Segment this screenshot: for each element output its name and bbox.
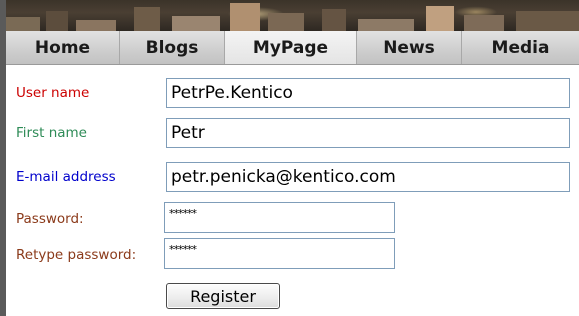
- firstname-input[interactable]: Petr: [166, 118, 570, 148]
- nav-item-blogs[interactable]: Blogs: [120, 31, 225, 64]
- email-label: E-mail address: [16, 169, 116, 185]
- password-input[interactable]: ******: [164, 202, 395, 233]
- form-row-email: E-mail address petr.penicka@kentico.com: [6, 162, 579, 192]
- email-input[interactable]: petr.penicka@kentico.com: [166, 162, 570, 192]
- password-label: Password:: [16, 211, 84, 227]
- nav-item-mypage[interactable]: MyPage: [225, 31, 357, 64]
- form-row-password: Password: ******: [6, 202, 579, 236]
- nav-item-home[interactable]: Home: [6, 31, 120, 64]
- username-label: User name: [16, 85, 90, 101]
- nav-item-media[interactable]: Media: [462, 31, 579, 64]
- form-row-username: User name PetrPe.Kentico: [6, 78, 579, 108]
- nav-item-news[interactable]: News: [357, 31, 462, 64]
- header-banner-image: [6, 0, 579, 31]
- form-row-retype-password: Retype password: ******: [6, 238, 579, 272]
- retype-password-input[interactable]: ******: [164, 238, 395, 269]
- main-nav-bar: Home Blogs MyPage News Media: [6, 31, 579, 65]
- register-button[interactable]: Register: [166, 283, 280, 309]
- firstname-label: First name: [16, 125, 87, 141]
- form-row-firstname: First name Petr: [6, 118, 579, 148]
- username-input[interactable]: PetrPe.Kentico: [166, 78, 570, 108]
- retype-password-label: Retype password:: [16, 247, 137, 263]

[Stated exercise]
Please transcribe the lines of the listing above, from the line with "- firstname-input[interactable]: Petr: [166, 118, 570, 148]" to the line with "- header-banner-image: [6, 0, 579, 31]", both included, exactly as they appear.

[Answer]
- firstname-input[interactable]: Petr: [166, 118, 570, 148]
- nav-item-blogs[interactable]: Blogs: [120, 31, 225, 64]
- email-label: E-mail address: [16, 169, 116, 185]
- password-input[interactable]: ******: [164, 202, 395, 233]
- form-row-email: E-mail address petr.penicka@kentico.com: [6, 162, 579, 192]
- email-input[interactable]: petr.penicka@kentico.com: [166, 162, 570, 192]
- password-label: Password:: [16, 211, 84, 227]
- nav-item-mypage[interactable]: MyPage: [225, 31, 357, 64]
- form-row-password: Password: ******: [6, 202, 579, 236]
- nav-item-home[interactable]: Home: [6, 31, 120, 64]
- username-label: User name: [16, 85, 90, 101]
- nav-item-media[interactable]: Media: [462, 31, 579, 64]
- form-row-username: User name PetrPe.Kentico: [6, 78, 579, 108]
- nav-item-news[interactable]: News: [357, 31, 462, 64]
- header-banner-image: [6, 0, 579, 31]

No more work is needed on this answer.